- [Exercise requirements]
Transcribe the data that follows precisely, omitting nothing.

-- Start Data to process --

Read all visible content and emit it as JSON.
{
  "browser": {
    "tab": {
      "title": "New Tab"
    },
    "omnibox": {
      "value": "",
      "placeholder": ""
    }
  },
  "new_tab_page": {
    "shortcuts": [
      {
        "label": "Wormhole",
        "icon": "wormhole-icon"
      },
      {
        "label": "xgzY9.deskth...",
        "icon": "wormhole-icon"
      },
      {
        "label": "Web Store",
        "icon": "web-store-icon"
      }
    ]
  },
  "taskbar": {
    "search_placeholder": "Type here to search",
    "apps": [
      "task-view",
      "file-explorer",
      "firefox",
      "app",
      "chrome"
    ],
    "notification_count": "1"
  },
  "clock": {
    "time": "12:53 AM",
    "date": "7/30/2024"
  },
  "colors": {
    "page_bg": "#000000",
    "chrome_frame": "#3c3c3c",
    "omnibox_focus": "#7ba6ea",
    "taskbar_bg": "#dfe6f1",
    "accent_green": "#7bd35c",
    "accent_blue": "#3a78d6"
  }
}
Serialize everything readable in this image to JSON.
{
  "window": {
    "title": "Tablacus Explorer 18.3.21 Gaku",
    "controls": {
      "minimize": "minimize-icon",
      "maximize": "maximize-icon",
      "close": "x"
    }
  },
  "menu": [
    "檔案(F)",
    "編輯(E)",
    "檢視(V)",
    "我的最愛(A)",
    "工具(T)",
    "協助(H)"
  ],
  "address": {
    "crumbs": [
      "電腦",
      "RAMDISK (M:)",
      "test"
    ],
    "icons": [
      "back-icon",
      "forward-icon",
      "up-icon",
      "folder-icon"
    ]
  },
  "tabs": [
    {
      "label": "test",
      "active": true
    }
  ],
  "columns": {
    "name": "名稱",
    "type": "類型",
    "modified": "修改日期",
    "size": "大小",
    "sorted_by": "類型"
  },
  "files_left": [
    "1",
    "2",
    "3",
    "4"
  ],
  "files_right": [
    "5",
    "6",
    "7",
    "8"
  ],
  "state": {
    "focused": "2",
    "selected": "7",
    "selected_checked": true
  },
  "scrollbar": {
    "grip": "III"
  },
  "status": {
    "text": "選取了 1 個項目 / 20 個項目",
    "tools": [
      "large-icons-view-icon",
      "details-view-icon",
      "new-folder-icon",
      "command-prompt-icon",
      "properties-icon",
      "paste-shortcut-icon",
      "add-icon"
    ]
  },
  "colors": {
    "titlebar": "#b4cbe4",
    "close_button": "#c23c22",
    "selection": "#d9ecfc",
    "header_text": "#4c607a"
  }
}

-- End Data to process --

- [Correct response]
Read all visible content and emit it as JSON.
{
  "browser": {
    "tab": {
      "title": "New Tab"
    },
    "omnibox": {
      "value": "",
      "placeholder": ""
    }
  },
  "new_tab_page": {
    "shortcuts": [
      {
        "label": "Wormhole",
        "icon": "wormhole-icon"
      },
      {
        "label": "xgzY9.deskth...",
        "icon": "wormhole-icon"
      },
      {
        "label": "Web Store",
        "icon": "web-store-icon"
      }
    ]
  },
  "taskbar": {
    "search_placeholder": "Type here to search",
    "apps": [
      "task-view",
      "file-explorer",
      "firefox",
      "app",
      "chrome"
    ],
    "notification_count": "1"
  },
  "clock": {
    "time": "12:53 AM",
    "date": "7/30/2024"
  },
  "colors": {
    "page_bg": "#000000",
    "chrome_frame": "#3c3c3c",
    "omnibox_focus": "#7ba6ea",
    "taskbar_bg": "#dfe6f1",
    "accent_green": "#7bd35c",
    "accent_blue": "#3a78d6"
  }
}
Serialize everything readable in this image to JSON.
{
  "window": {
    "title": "Tablacus Explorer 18.3.21 Gaku",
    "controls": {
      "minimize": "minimize-icon",
      "maximize": "maximize-icon",
      "close": "x"
    }
  },
  "menu": [
    "檔案(F)",
    "編輯(E)",
    "檢視(V)",
    "我的最愛(A)",
    "工具(T)",
    "協助(H)"
  ],
  "address": {
    "crumbs": [
      "電腦",
      "RAMDISK (M:)",
      "test"
    ],
    "icons": [
      "back-icon",
      "forward-icon",
      "up-icon",
      "folder-icon"
    ]
  },
  "tabs": [
    {
      "label": "test",
      "active": true
    }
  ],
  "columns": {
    "name": "名稱",
    "type": "類型",
    "modified": "修改日期",
    "size": "大小",
    "sorted_by": "類型"
  },
  "files_left": [
    "1",
    "2",
    "3",
    "4"
  ],
  "files_right": [
    "5",
    "6",
    "7",
    "8"
  ],
  "state": {
    "focused": "2",
    "selected": "7",
    "selected_checked": true
  },
  "scrollbar": {
    "grip": "III"
  },
  "status": {
    "text": "選取了 1 個項目 / 20 個項目",
    "tools": [
      "large-icons-view-icon",
      "details-view-icon",
      "new-folder-icon",
      "command-prompt-icon",
      "properties-icon",
      "paste-shortcut-icon",
      "add-icon"
    ]
  },
  "colors": {
    "titlebar": "#b4cbe4",
    "close_button": "#c23c22",
    "selection": "#d9ecfc",
    "header_text": "#4c607a"
  }
}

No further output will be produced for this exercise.